→ **What to produce**
Lines containing the word "Italia" are to be located and copied.

→ **Data in this exercise**
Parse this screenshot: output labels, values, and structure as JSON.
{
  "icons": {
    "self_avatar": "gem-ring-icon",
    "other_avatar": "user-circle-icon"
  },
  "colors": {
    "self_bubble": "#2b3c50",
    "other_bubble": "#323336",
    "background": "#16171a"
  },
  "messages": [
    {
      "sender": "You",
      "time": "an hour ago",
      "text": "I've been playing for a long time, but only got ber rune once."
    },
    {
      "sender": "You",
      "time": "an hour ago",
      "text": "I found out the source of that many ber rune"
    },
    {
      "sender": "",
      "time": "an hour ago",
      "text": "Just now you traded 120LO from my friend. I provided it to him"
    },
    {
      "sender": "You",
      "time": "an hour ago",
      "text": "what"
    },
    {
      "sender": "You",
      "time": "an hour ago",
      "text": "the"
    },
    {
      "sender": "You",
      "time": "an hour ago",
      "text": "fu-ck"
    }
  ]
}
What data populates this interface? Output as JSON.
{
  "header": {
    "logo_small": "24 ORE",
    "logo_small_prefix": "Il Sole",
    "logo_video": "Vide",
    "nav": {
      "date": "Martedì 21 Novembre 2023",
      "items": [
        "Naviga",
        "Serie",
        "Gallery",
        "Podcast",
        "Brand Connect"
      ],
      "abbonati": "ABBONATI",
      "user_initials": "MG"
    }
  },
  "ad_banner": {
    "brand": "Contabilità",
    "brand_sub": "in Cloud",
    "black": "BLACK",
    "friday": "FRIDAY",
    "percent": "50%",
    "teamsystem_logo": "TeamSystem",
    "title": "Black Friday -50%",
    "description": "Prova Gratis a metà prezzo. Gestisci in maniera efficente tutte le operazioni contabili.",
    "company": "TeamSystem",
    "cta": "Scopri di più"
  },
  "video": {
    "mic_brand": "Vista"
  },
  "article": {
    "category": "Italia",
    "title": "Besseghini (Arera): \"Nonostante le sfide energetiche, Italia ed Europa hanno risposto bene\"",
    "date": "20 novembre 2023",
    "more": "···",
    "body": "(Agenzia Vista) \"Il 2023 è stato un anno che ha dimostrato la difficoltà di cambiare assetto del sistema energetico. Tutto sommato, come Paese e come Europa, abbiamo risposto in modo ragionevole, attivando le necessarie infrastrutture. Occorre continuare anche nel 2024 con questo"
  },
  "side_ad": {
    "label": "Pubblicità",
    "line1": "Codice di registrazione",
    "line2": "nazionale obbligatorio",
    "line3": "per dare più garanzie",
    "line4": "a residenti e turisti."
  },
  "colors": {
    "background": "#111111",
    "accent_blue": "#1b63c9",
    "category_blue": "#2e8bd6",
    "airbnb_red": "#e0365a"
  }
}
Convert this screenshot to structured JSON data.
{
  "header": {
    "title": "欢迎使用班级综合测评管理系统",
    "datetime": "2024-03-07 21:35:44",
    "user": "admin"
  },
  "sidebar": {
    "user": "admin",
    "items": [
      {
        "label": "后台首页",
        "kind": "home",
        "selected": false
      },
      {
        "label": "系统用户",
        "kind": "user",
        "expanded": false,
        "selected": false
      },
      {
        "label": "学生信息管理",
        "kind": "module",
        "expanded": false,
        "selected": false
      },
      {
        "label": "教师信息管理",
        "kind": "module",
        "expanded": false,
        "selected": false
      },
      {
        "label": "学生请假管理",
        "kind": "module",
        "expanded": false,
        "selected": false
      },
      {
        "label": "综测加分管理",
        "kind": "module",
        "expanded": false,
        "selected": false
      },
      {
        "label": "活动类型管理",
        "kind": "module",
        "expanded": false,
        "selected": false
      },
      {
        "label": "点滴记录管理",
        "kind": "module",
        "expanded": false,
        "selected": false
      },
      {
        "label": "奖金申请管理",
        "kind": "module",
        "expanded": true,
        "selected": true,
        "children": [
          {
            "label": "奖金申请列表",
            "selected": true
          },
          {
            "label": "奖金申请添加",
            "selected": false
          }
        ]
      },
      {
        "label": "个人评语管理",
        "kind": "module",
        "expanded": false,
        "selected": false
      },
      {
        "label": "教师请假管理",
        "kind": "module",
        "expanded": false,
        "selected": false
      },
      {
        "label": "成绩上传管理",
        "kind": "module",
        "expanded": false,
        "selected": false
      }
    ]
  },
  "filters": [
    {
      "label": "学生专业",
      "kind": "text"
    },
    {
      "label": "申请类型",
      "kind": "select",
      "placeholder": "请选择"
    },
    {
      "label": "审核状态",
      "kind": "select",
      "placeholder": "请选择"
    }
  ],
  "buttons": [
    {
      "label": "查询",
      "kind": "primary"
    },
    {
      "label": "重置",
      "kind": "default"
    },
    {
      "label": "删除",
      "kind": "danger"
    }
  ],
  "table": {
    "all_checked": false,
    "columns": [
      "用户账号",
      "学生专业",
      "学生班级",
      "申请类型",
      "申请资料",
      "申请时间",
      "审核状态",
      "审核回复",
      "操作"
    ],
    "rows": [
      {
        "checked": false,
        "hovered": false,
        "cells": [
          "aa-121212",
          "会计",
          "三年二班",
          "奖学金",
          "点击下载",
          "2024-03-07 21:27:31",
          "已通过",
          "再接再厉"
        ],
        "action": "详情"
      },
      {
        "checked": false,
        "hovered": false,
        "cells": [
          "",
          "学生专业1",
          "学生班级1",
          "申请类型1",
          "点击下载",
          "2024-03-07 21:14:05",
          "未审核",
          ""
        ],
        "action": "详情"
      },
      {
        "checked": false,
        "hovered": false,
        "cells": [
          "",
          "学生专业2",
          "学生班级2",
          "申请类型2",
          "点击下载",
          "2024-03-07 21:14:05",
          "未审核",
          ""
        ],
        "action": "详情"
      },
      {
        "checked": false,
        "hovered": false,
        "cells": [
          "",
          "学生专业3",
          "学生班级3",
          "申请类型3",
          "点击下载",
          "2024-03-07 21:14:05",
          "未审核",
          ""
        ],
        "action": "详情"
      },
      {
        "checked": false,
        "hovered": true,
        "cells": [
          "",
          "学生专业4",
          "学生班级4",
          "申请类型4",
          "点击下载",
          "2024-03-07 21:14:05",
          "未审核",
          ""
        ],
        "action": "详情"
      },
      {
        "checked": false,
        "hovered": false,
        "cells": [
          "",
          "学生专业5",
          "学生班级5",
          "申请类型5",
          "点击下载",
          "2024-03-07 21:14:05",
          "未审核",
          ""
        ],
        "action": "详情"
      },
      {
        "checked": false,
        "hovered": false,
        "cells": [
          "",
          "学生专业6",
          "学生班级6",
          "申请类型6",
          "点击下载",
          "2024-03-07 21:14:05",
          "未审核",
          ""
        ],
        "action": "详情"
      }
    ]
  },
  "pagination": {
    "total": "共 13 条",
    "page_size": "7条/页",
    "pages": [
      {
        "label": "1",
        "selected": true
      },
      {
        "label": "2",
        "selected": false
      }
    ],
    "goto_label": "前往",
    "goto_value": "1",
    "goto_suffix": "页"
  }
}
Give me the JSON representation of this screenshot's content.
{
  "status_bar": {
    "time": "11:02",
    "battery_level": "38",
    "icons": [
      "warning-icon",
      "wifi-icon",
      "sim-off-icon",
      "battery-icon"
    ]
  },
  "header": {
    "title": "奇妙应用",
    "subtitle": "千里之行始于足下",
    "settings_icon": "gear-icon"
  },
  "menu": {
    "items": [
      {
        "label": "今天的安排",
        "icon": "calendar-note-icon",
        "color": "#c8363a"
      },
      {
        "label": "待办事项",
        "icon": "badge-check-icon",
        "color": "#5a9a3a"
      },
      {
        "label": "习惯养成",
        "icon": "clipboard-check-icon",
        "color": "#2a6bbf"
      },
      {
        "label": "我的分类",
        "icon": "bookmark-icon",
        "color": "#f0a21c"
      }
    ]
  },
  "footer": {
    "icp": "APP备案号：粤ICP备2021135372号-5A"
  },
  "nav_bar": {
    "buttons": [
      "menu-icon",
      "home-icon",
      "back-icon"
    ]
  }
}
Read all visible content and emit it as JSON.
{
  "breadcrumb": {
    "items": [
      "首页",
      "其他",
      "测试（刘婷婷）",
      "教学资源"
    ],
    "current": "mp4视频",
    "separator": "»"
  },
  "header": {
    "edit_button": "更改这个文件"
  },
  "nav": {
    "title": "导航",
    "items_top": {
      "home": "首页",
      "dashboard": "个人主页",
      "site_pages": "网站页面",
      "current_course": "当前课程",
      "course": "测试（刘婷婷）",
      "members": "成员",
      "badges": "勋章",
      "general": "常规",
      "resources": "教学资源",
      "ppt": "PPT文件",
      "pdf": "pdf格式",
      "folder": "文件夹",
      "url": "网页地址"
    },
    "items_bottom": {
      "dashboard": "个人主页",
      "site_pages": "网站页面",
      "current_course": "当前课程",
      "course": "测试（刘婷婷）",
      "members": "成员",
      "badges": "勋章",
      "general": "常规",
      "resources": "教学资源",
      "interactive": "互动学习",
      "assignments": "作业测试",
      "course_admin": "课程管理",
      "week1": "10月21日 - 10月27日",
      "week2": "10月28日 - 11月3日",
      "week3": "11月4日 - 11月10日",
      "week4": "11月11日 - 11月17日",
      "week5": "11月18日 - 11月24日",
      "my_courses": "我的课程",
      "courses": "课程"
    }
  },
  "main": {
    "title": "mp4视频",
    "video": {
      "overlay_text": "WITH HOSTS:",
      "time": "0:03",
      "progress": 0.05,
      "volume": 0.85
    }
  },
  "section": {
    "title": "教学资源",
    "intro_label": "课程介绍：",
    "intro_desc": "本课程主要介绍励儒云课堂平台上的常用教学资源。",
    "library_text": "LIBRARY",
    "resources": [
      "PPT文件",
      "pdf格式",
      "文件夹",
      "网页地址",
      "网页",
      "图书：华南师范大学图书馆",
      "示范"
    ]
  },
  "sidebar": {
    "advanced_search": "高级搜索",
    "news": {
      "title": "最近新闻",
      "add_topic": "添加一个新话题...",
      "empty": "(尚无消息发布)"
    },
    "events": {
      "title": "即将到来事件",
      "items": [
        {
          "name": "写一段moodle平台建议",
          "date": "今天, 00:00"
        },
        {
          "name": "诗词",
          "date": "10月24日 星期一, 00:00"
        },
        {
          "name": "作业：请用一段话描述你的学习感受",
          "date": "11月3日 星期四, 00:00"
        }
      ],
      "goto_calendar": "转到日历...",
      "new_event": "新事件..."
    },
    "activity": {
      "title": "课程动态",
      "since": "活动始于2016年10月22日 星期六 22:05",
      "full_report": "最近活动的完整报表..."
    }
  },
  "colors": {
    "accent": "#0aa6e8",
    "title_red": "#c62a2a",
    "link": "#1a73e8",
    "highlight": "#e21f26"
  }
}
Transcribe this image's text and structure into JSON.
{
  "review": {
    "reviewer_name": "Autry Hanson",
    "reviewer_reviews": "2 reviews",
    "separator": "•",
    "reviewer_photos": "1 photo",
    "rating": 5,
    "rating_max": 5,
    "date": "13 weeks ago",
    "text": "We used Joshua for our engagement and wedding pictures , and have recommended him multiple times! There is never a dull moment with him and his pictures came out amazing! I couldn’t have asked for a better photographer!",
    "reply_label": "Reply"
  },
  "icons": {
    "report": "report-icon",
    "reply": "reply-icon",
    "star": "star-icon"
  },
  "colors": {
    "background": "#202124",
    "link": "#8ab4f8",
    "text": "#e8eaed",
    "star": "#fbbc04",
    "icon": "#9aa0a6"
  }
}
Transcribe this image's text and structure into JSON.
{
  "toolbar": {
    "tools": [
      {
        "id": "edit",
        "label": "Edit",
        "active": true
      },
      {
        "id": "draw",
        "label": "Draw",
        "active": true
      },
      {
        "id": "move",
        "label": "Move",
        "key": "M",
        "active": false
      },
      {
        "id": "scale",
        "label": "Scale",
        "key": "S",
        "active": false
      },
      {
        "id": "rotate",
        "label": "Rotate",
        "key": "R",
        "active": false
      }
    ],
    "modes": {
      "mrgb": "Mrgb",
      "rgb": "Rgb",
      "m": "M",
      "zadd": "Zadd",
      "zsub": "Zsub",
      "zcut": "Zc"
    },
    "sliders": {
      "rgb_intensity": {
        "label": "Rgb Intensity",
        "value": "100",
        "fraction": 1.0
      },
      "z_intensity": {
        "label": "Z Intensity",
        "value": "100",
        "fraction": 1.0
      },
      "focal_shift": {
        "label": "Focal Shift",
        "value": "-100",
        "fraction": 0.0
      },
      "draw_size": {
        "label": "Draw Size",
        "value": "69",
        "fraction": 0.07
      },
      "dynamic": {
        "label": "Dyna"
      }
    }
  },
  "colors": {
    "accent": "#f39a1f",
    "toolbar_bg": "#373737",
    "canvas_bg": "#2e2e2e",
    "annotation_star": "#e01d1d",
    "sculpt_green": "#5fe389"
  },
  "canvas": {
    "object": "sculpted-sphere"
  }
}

→ **Reply to the exercise**
    "category": "Italia",
    "title": "Besseghini (Arera): \"Nonostante le sfide energetiche, Italia ed Europa hanno risposto bene\"",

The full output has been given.